*Exercise instructions*.
Pictures aside, write out every record exactly as it appears.

[Recorded data]
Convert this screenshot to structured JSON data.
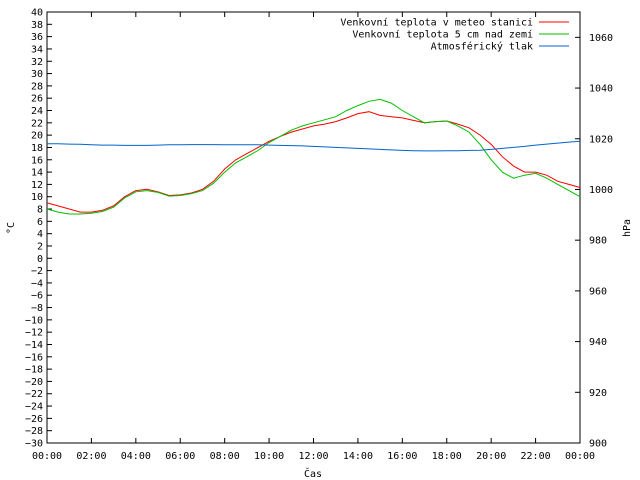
{
  "chart_data": {
    "type": "line",
    "xlabel": "Čas",
    "ylabel_left": "°C",
    "ylabel_right": "hPa",
    "xlim": [
      0,
      24
    ],
    "ylim_left": [
      -30,
      40
    ],
    "ylim_right": [
      900,
      1070
    ],
    "grid": false,
    "legend_position": "top-right",
    "x_tick_labels": [
      "00:00",
      "02:00",
      "04:00",
      "06:00",
      "08:00",
      "10:00",
      "12:00",
      "14:00",
      "16:00",
      "18:00",
      "20:00",
      "22:00",
      "00:00"
    ],
    "y_left_ticks": [
      -30,
      -28,
      -26,
      -24,
      -22,
      -20,
      -18,
      -16,
      -14,
      -12,
      -10,
      -8,
      -6,
      -4,
      -2,
      0,
      2,
      4,
      6,
      8,
      10,
      12,
      14,
      16,
      18,
      20,
      22,
      24,
      26,
      28,
      30,
      32,
      34,
      36,
      38,
      40
    ],
    "y_right_ticks": [
      900,
      920,
      940,
      960,
      980,
      1000,
      1020,
      1040,
      1060
    ],
    "series": [
      {
        "name": "Venkovní teplota v meteo stanici",
        "color": "#ff0000",
        "axis": "left",
        "x": [
          0,
          0.5,
          1,
          1.5,
          2,
          2.5,
          3,
          3.5,
          4,
          4.5,
          5,
          5.5,
          6,
          6.5,
          7,
          7.5,
          8,
          8.5,
          9,
          9.5,
          10,
          10.5,
          11,
          11.5,
          12,
          12.5,
          13,
          13.5,
          14,
          14.5,
          15,
          15.5,
          16,
          16.5,
          17,
          17.5,
          18,
          18.5,
          19,
          19.5,
          20,
          20.5,
          21,
          21.5,
          22,
          22.5,
          23,
          23.5,
          24
        ],
        "y": [
          9,
          8.5,
          8,
          7.5,
          7.5,
          7.8,
          8.5,
          10,
          11,
          11.2,
          10.8,
          10.2,
          10.3,
          10.6,
          11.2,
          12.5,
          14.5,
          16,
          17,
          18,
          19,
          19.8,
          20.5,
          21,
          21.5,
          21.8,
          22.2,
          22.8,
          23.5,
          23.8,
          23.2,
          23,
          22.8,
          22.4,
          22,
          22.2,
          22.3,
          21.8,
          21.2,
          20,
          18.5,
          16.5,
          15,
          14,
          14,
          13.5,
          12.5,
          12,
          11.5
        ]
      },
      {
        "name": "Venkovní teplota 5 cm nad zemí",
        "color": "#00c000",
        "axis": "left",
        "x": [
          0,
          0.5,
          1,
          1.5,
          2,
          2.5,
          3,
          3.5,
          4,
          4.5,
          5,
          5.5,
          6,
          6.5,
          7,
          7.5,
          8,
          8.5,
          9,
          9.5,
          10,
          10.5,
          11,
          11.5,
          12,
          12.5,
          13,
          13.5,
          14,
          14.5,
          15,
          15.5,
          16,
          16.5,
          17,
          17.5,
          18,
          18.5,
          19,
          19.5,
          20,
          20.5,
          21,
          21.5,
          22,
          22.5,
          23,
          23.5,
          24
        ],
        "y": [
          8,
          7.5,
          7.2,
          7.2,
          7.3,
          7.6,
          8.3,
          9.8,
          10.8,
          11,
          10.7,
          10.1,
          10.2,
          10.5,
          11,
          12.2,
          14,
          15.5,
          16.5,
          17.5,
          18.8,
          19.8,
          20.8,
          21.5,
          22,
          22.5,
          23,
          24,
          24.8,
          25.5,
          25.8,
          25.2,
          24,
          23,
          22,
          22.2,
          22.3,
          21.5,
          20.5,
          18.5,
          16,
          14,
          13,
          13.5,
          13.8,
          13,
          12,
          11,
          10
        ]
      },
      {
        "name": "Atmosférický tlak",
        "color": "#0066cc",
        "axis": "right",
        "x": [
          0,
          0.5,
          1,
          1.5,
          2,
          2.5,
          3,
          3.5,
          4,
          4.5,
          5,
          5.5,
          6,
          6.5,
          7,
          7.5,
          8,
          8.5,
          9,
          9.5,
          10,
          10.5,
          11,
          11.5,
          12,
          12.5,
          13,
          13.5,
          14,
          14.5,
          15,
          15.5,
          16,
          16.5,
          17,
          17.5,
          18,
          18.5,
          19,
          19.5,
          20,
          20.5,
          21,
          21.5,
          22,
          22.5,
          23,
          23.5,
          24
        ],
        "y": [
          1018,
          1018,
          1017.9,
          1017.8,
          1017.6,
          1017.5,
          1017.5,
          1017.4,
          1017.4,
          1017.4,
          1017.5,
          1017.6,
          1017.6,
          1017.7,
          1017.7,
          1017.7,
          1017.6,
          1017.6,
          1017.6,
          1017.6,
          1017.5,
          1017.4,
          1017.3,
          1017.2,
          1017,
          1016.8,
          1016.6,
          1016.4,
          1016.2,
          1016,
          1015.8,
          1015.6,
          1015.4,
          1015.3,
          1015.2,
          1015.2,
          1015.3,
          1015.3,
          1015.4,
          1015.5,
          1015.8,
          1016.2,
          1016.6,
          1017,
          1017.5,
          1017.9,
          1018.3,
          1018.7,
          1019
        ]
      }
    ]
  }
}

*Exercise output*.
Convert this screenshot to structured JSON data.
{
  "chart_data": {
    "type": "line",
    "xlabel": "Čas",
    "ylabel_left": "°C",
    "ylabel_right": "hPa",
    "xlim": [
      0,
      24
    ],
    "ylim_left": [
      -30,
      40
    ],
    "ylim_right": [
      900,
      1070
    ],
    "grid": false,
    "legend_position": "top-right",
    "x_tick_labels": [
      "00:00",
      "02:00",
      "04:00",
      "06:00",
      "08:00",
      "10:00",
      "12:00",
      "14:00",
      "16:00",
      "18:00",
      "20:00",
      "22:00",
      "00:00"
    ],
    "y_left_ticks": [
      -30,
      -28,
      -26,
      -24,
      -22,
      -20,
      -18,
      -16,
      -14,
      -12,
      -10,
      -8,
      -6,
      -4,
      -2,
      0,
      2,
      4,
      6,
      8,
      10,
      12,
      14,
      16,
      18,
      20,
      22,
      24,
      26,
      28,
      30,
      32,
      34,
      36,
      38,
      40
    ],
    "y_right_ticks": [
      900,
      920,
      940,
      960,
      980,
      1000,
      1020,
      1040,
      1060
    ],
    "series": [
      {
        "name": "Venkovní teplota v meteo stanici",
        "color": "#ff0000",
        "axis": "left",
        "x": [
          0,
          0.5,
          1,
          1.5,
          2,
          2.5,
          3,
          3.5,
          4,
          4.5,
          5,
          5.5,
          6,
          6.5,
          7,
          7.5,
          8,
          8.5,
          9,
          9.5,
          10,
          10.5,
          11,
          11.5,
          12,
          12.5,
          13,
          13.5,
          14,
          14.5,
          15,
          15.5,
          16,
          16.5,
          17,
          17.5,
          18,
          18.5,
          19,
          19.5,
          20,
          20.5,
          21,
          21.5,
          22,
          22.5,
          23,
          23.5,
          24
        ],
        "y": [
          9,
          8.5,
          8,
          7.5,
          7.5,
          7.8,
          8.5,
          10,
          11,
          11.2,
          10.8,
          10.2,
          10.3,
          10.6,
          11.2,
          12.5,
          14.5,
          16,
          17,
          18,
          19,
          19.8,
          20.5,
          21,
          21.5,
          21.8,
          22.2,
          22.8,
          23.5,
          23.8,
          23.2,
          23,
          22.8,
          22.4,
          22,
          22.2,
          22.3,
          21.8,
          21.2,
          20,
          18.5,
          16.5,
          15,
          14,
          14,
          13.5,
          12.5,
          12,
          11.5
        ]
      },
      {
        "name": "Venkovní teplota 5 cm nad zemí",
        "color": "#00c000",
        "axis": "left",
        "x": [
          0,
          0.5,
          1,
          1.5,
          2,
          2.5,
          3,
          3.5,
          4,
          4.5,
          5,
          5.5,
          6,
          6.5,
          7,
          7.5,
          8,
          8.5,
          9,
          9.5,
          10,
          10.5,
          11,
          11.5,
          12,
          12.5,
          13,
          13.5,
          14,
          14.5,
          15,
          15.5,
          16,
          16.5,
          17,
          17.5,
          18,
          18.5,
          19,
          19.5,
          20,
          20.5,
          21,
          21.5,
          22,
          22.5,
          23,
          23.5,
          24
        ],
        "y": [
          8,
          7.5,
          7.2,
          7.2,
          7.3,
          7.6,
          8.3,
          9.8,
          10.8,
          11,
          10.7,
          10.1,
          10.2,
          10.5,
          11,
          12.2,
          14,
          15.5,
          16.5,
          17.5,
          18.8,
          19.8,
          20.8,
          21.5,
          22,
          22.5,
          23,
          24,
          24.8,
          25.5,
          25.8,
          25.2,
          24,
          23,
          22,
          22.2,
          22.3,
          21.5,
          20.5,
          18.5,
          16,
          14,
          13,
          13.5,
          13.8,
          13,
          12,
          11,
          10
        ]
      },
      {
        "name": "Atmosférický tlak",
        "color": "#0066cc",
        "axis": "right",
        "x": [
          0,
          0.5,
          1,
          1.5,
          2,
          2.5,
          3,
          3.5,
          4,
          4.5,
          5,
          5.5,
          6,
          6.5,
          7,
          7.5,
          8,
          8.5,
          9,
          9.5,
          10,
          10.5,
          11,
          11.5,
          12,
          12.5,
          13,
          13.5,
          14,
          14.5,
          15,
          15.5,
          16,
          16.5,
          17,
          17.5,
          18,
          18.5,
          19,
          19.5,
          20,
          20.5,
          21,
          21.5,
          22,
          22.5,
          23,
          23.5,
          24
        ],
        "y": [
          1018,
          1018,
          1017.9,
          1017.8,
          1017.6,
          1017.5,
          1017.5,
          1017.4,
          1017.4,
          1017.4,
          1017.5,
          1017.6,
          1017.6,
          1017.7,
          1017.7,
          1017.7,
          1017.6,
          1017.6,
          1017.6,
          1017.6,
          1017.5,
          1017.4,
          1017.3,
          1017.2,
          1017,
          1016.8,
          1016.6,
          1016.4,
          1016.2,
          1016,
          1015.8,
          1015.6,
          1015.4,
          1015.3,
          1015.2,
          1015.2,
          1015.3,
          1015.3,
          1015.4,
          1015.5,
          1015.8,
          1016.2,
          1016.6,
          1017,
          1017.5,
          1017.9,
          1018.3,
          1018.7,
          1019
        ]
      }
    ]
  }
}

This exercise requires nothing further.